- WHAT YOU HAVE TO DO: Filter the records below for the word "Control". Copy each line that holds it.
....
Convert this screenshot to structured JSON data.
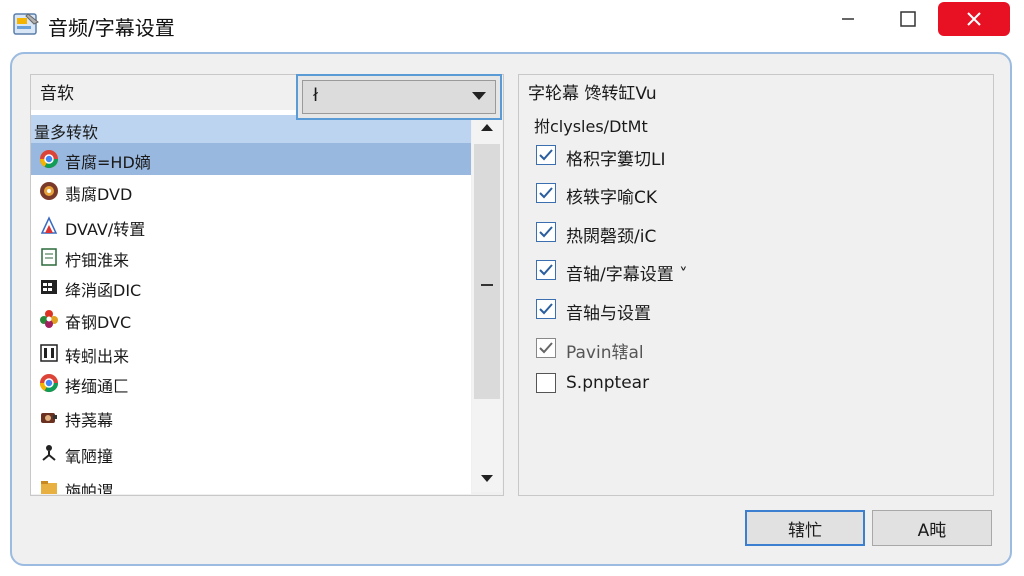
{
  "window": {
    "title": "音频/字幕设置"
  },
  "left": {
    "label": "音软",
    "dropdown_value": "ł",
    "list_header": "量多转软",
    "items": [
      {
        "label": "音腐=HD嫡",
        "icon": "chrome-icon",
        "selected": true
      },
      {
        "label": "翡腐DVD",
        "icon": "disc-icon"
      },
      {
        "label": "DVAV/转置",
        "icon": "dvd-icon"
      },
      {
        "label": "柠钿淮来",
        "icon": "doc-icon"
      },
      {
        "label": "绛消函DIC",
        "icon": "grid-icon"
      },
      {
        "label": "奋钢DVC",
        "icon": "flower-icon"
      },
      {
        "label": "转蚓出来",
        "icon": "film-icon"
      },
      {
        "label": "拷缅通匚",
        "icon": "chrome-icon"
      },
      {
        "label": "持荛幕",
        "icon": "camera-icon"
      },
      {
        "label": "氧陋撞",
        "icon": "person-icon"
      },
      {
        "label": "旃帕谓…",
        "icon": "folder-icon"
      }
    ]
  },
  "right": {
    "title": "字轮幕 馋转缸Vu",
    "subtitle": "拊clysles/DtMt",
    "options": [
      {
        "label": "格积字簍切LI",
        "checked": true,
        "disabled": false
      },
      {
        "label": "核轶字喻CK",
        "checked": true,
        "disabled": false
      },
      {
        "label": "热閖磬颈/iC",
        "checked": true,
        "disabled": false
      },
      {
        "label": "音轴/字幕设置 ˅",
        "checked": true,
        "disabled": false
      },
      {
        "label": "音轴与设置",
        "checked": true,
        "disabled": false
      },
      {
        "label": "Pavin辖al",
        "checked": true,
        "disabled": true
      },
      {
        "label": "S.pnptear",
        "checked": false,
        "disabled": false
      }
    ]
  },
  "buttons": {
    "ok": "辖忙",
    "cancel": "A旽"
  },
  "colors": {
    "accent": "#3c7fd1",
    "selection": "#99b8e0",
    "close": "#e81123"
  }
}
....
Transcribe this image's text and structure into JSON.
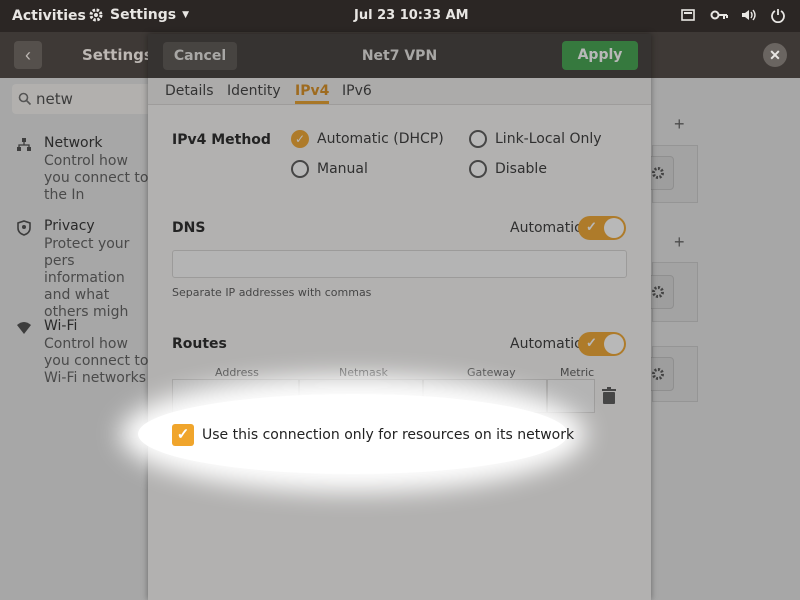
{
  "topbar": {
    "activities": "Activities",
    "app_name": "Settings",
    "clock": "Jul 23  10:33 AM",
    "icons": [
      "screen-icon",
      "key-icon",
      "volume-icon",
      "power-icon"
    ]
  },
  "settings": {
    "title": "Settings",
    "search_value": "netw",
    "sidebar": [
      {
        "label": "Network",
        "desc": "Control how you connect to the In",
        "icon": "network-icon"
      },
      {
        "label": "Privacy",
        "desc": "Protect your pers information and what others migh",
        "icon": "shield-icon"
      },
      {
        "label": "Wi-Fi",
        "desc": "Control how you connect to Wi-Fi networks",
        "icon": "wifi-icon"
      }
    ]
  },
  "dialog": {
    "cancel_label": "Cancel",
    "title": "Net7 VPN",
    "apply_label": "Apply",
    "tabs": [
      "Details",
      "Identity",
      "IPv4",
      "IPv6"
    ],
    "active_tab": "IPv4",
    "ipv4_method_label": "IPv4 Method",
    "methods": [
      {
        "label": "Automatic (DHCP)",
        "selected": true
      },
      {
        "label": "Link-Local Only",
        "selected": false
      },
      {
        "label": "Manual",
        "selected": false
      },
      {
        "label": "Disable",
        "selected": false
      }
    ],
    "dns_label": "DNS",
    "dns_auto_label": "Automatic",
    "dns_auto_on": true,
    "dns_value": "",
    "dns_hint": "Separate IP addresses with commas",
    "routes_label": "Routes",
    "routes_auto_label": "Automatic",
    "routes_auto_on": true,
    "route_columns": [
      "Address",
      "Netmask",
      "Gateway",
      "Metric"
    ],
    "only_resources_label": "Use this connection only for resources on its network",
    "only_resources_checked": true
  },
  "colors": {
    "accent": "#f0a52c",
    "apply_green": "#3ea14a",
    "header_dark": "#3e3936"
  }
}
....
- ANSWER:
        "desc": "Control how you connect to the In",
        "desc": "Control how you connect to Wi-Fi networks",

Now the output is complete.